(Text to read):
....

[0.11.0][Bugfix] fix delay free prefill req & D node support prefix cache (#3609)

### What this PR does / why we need it? Fix mooncake connector. In scenarios where TP is not equal, when the prefill TP size is less than the number of key-value heads, _get_remote_tp_ranks_for_req will return a list of np.arrays. Performing an operation like int in list of np.arrays will cause an error. Converting the list of np.arrays into a single np.array resolves this issue. ### Does this PR introduce _any_ user-facing change? ### How was this patch tested? qwen235B P tp16, D tp1 P tp8, D tp1 P tp4, D tp1 P tp8, D tp2 - vLLM version: v0.11.0rc3 - vLLM main: https://github.com/vllm-project/vllm/commit/v0.11.0 --------- Signed-off-by: liziyu <liziyu16@huawei.com>
2025-10-23 20:39:35 +08:00
parent 6975d46627
commit f3ea657e93
2 changed files with 29 additions and 24 deletions
--- a/vllm_ascend/distributed/mooncake_connector.py
+++ b/vllm_ascend/distributed/mooncake_connector.py
@@ -342,9 +342,15 @@ class KVCacheRecvingThread(threading.Thread):

        # Full prefix cache hit: do not need to read remote blocks, just notify
        # P worker that we have the blocks we need.
-        if len(local_block_ids) == 0:
+        num_local_blocks = len(local_block_ids)
+        if num_local_blocks == 0:
            return

+        num_remote_blocks = len(remote_block_ids)
+        assert num_local_blocks <= num_remote_blocks
+        if num_local_blocks < num_remote_blocks:
+            remote_block_ids = remote_block_ids[-num_local_blocks:]
+
        # Check if we have the remote metadata cached.
        if remote_engine_id not in self.kv_caches_base_addr or \
            remote_handshake_port not in self.kv_caches_base_addr[remote_engine_id]:
@@ -736,13 +742,11 @@ class MooncakeConnectorScheduler:
            num_computed_tokens, params)

        if params is not None and params.get("do_remote_prefill"):
-            assert num_computed_tokens == 0, "Currently only support " \
-                                             "prefill with num_computed_tokens == 0."

....

(Given entries):

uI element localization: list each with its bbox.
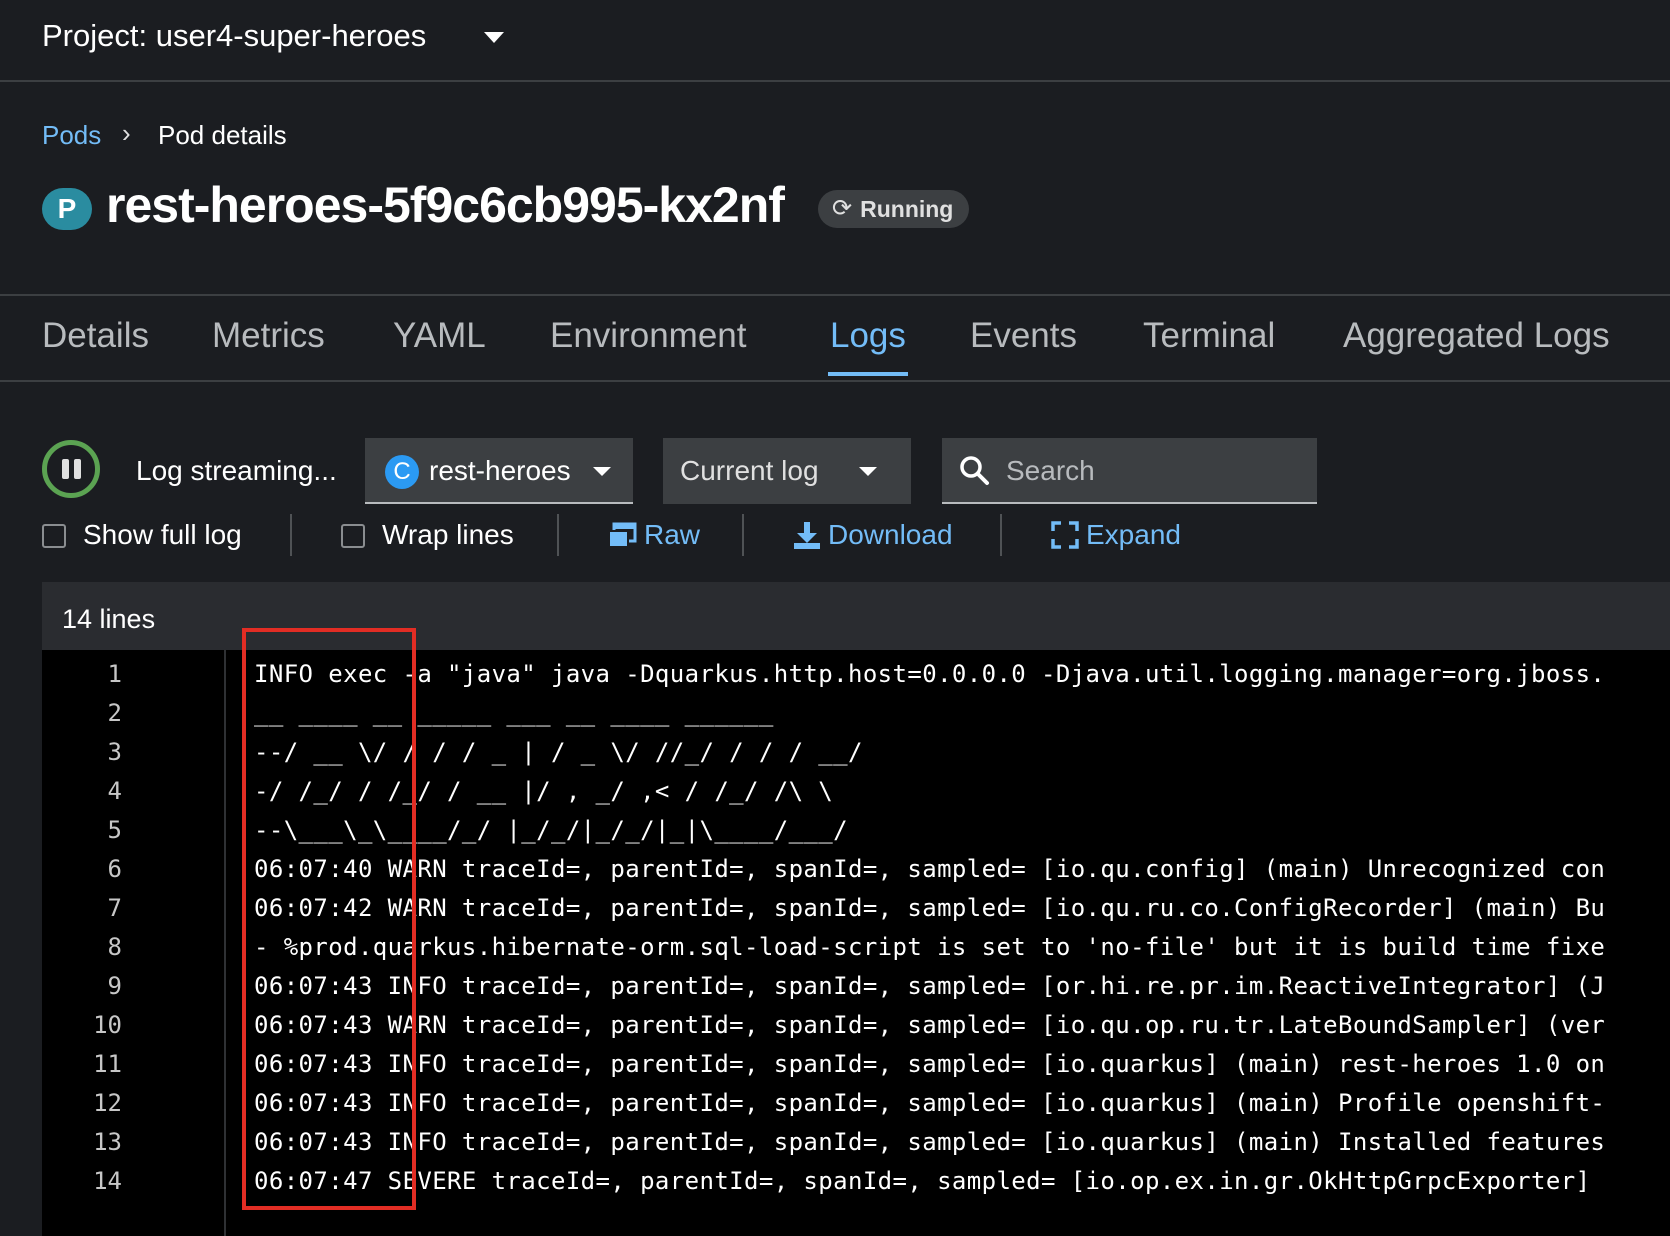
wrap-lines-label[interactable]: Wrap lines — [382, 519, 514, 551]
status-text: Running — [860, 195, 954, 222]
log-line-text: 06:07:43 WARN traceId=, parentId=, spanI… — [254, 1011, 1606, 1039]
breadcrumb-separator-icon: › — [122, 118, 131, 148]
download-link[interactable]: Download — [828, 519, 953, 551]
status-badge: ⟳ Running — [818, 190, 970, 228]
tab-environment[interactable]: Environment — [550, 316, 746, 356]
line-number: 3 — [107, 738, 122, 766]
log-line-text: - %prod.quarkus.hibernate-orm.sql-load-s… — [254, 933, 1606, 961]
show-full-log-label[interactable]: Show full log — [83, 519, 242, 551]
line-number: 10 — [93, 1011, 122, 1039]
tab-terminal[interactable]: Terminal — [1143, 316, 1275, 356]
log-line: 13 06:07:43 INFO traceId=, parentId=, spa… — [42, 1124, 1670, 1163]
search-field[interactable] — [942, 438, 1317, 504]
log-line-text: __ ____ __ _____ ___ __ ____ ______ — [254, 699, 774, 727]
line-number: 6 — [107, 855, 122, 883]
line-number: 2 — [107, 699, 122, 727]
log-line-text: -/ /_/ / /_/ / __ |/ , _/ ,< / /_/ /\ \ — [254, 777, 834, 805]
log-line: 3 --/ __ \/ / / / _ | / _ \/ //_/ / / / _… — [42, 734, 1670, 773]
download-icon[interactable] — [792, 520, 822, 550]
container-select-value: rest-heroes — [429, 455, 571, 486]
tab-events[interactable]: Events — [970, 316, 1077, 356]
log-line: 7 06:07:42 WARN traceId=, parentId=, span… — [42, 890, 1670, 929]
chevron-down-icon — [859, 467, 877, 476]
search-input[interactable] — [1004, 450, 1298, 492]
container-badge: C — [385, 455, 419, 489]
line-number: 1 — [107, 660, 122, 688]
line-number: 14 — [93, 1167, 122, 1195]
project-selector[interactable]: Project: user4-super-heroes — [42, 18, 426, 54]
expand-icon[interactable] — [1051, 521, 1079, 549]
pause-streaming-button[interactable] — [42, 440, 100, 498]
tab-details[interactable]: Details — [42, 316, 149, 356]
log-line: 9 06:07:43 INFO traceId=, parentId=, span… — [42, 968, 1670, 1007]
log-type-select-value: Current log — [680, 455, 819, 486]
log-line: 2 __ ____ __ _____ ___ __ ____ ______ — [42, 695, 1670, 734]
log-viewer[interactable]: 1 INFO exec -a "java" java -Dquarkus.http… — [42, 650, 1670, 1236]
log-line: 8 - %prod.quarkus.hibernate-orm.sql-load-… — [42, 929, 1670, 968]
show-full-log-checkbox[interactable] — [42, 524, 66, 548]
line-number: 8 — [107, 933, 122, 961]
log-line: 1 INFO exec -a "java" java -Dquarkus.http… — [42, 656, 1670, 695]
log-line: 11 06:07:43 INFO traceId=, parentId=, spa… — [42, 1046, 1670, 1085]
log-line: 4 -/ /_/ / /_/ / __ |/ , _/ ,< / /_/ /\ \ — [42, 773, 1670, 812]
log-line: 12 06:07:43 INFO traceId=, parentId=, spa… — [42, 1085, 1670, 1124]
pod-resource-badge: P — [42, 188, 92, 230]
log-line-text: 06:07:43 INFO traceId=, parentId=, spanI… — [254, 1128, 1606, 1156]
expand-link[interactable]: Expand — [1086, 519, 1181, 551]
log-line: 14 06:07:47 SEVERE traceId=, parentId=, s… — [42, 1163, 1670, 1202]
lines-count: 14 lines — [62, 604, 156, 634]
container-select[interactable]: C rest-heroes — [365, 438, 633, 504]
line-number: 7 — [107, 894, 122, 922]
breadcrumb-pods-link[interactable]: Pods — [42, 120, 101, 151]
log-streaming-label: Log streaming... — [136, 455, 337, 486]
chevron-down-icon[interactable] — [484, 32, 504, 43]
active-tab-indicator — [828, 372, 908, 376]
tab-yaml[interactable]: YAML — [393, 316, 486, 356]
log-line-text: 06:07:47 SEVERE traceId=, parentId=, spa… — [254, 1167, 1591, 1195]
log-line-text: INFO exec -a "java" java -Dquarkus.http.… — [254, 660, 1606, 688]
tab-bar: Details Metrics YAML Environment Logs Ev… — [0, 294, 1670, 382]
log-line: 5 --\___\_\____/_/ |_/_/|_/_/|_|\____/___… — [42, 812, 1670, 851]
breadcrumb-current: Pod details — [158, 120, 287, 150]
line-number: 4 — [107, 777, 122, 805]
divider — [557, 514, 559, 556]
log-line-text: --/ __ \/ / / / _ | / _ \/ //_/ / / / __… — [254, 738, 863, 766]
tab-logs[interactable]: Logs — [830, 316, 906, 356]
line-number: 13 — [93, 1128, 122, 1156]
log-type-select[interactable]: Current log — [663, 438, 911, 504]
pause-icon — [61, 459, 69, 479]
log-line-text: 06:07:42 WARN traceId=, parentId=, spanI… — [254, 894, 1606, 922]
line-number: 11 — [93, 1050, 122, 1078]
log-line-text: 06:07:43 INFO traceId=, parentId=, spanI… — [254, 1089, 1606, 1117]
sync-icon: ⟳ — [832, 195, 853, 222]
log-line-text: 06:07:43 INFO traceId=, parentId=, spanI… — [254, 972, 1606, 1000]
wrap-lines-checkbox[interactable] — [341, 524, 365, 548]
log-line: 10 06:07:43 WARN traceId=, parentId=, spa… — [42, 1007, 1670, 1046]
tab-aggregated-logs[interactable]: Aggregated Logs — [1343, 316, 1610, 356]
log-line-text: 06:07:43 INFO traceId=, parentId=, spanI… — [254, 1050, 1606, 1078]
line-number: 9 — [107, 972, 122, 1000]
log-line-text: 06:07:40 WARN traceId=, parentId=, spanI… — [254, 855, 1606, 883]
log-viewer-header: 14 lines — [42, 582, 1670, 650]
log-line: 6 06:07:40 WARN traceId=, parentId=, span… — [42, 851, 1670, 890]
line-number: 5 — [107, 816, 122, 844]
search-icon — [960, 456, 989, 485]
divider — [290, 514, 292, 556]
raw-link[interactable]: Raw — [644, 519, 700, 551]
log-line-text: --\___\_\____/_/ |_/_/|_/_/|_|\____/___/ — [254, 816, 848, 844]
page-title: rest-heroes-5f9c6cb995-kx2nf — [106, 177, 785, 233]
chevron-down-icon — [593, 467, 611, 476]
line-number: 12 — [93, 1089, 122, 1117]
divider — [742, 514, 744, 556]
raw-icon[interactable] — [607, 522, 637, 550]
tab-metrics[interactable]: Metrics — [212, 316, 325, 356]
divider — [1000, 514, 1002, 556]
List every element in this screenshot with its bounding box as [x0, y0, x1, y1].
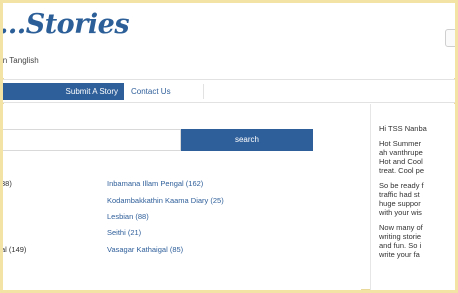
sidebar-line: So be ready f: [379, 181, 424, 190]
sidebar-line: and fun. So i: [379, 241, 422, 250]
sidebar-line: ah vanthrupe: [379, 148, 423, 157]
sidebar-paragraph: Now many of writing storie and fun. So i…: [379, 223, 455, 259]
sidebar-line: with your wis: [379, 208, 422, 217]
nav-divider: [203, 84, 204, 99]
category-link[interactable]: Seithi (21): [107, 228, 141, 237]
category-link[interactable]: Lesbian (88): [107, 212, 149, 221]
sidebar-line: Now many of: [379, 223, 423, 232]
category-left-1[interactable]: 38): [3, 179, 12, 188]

....

(Your tasks):
1/ According to the mooncake connector commit, why does the fix convert the list of np.arrays into a single np.array?
2/ Extend the mooncake connector commit from the point where it stops.

(Responses for each task):
1/ When the prefill TP size is less than the number of key-value heads, _get_remote_tp_ranks_for_req returns a list of np.arrays. An operation like int in a list of np.arrays causes an error. Converting the list into a single np.array resolves that error.

2/
-            # Assume that the request's KV cache is already fully prefilled and
-            # can be fetched entirely from the prefill node.
-            count = max(len(request.prompt_token_ids) - 1, 0)
-            if count > 0:
-                return count, True
+            # Remote prefill: get all prompt blocks from remote.
+            assert num_computed_tokens % self.block_size == 0
+            # Note: We use the full token count as transmit data here.
+            count = max(len(request.prompt_token_ids) - num_computed_tokens, 0)
+            return count, count > 0

        # No remote prefill for this request.
        return 0, False
@@ -1137,10 +1141,13 @@ class MooncakeConnectorWorker:

        if self.kv_send_thread is not None:
            for req_id, delay_start_time in metadata.requests_to_send.items():
-                if self.tp_rank in self._get_remote_tp_ranks_for_req(req_id):
+                if self.tp_rank in self._prefill_get_remote_tp_rank(req_id):
                    self.kv_send_thread.add_delayed_request(
                        req_id, delay_start_time)

+    def _prefill_get_remote_tp_rank(self, req_id: str) -> List[int]:
+        return sum(self._get_remote_tp_ranks_for_req(req_id), [])
+
    def _get_remote_tp_rank(self, req_id: str) -> List[int]:
        return self._get_remote_tp_ranks_for_req(req_id)[self.tp_rank]

@@ -1176,8 +1183,8 @@ class MooncakeConnectorWorker:
        else:
            group_size = self._prefill_tp_size // self._decode_tp_size
            for i in range(self._decode_tp_size):
-                slice = ori_data[i * group_size:(i + 1) * group_size]
-                sampled_nums.append(slice)
+                ori_data_slice = ori_data[i * group_size:(i + 1) * group_size]
+                sampled_nums.append(ori_data_slice.tolist())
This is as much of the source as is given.